Exercise inputs
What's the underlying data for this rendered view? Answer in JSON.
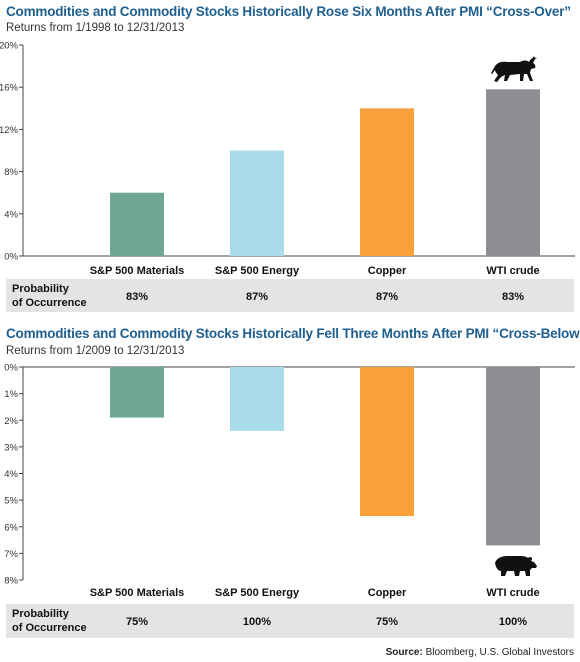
{
  "colors": {
    "title": "#1f5f8f",
    "bars": [
      "#6fa892",
      "#a9dcea",
      "#f7a03c",
      "#8e8e92"
    ],
    "prob_band": "#e4e4e4"
  },
  "icons": {
    "top": "bull-icon",
    "bottom": "bear-icon"
  },
  "probability_label_line1": "Probability",
  "probability_label_line2": "of Occurrence",
  "source": {
    "label": "Source:",
    "text": "Bloomberg, U.S. Global Investors"
  },
  "chart_data": [
    {
      "type": "bar",
      "title": "Commodities and Commodity Stocks Historically Rose Six Months After PMI “Cross-Over”",
      "subtitle": "Returns from 1/1998 to 12/31/2013",
      "categories": [
        "S&P 500 Materials",
        "S&P 500 Energy",
        "Copper",
        "WTI crude"
      ],
      "values": [
        6,
        10,
        14,
        15.8
      ],
      "unit": "%",
      "ylim": [
        0,
        20
      ],
      "yticks": [
        "0%",
        "4%",
        "8%",
        "12%",
        "16%",
        "20%"
      ],
      "probability": [
        "83%",
        "87%",
        "87%",
        "83%"
      ],
      "grid": false
    },
    {
      "type": "bar",
      "title": "Commodities and Commodity Stocks Historically Fell Three Months After PMI “Cross-Below”",
      "subtitle": "Returns from 1/2009 to 12/31/2013",
      "categories": [
        "S&P 500 Materials",
        "S&P 500 Energy",
        "Copper",
        "WTI crude"
      ],
      "values": [
        -1.9,
        -2.4,
        -5.6,
        -6.7
      ],
      "unit": "%",
      "ylim": [
        -8,
        0
      ],
      "yticks": [
        "0%",
        "1%",
        "2%",
        "3%",
        "4%",
        "5%",
        "6%",
        "7%",
        "8%"
      ],
      "probability": [
        "75%",
        "100%",
        "75%",
        "100%"
      ],
      "grid": false
    }
  ]
}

What the exercise asks
List all lines from the entries that include the word "subtitle".

Response to this task
      "subtitle": "Returns from 1/1998 to 12/31/2013",
      "subtitle": "Returns from 1/2009 to 12/31/2013",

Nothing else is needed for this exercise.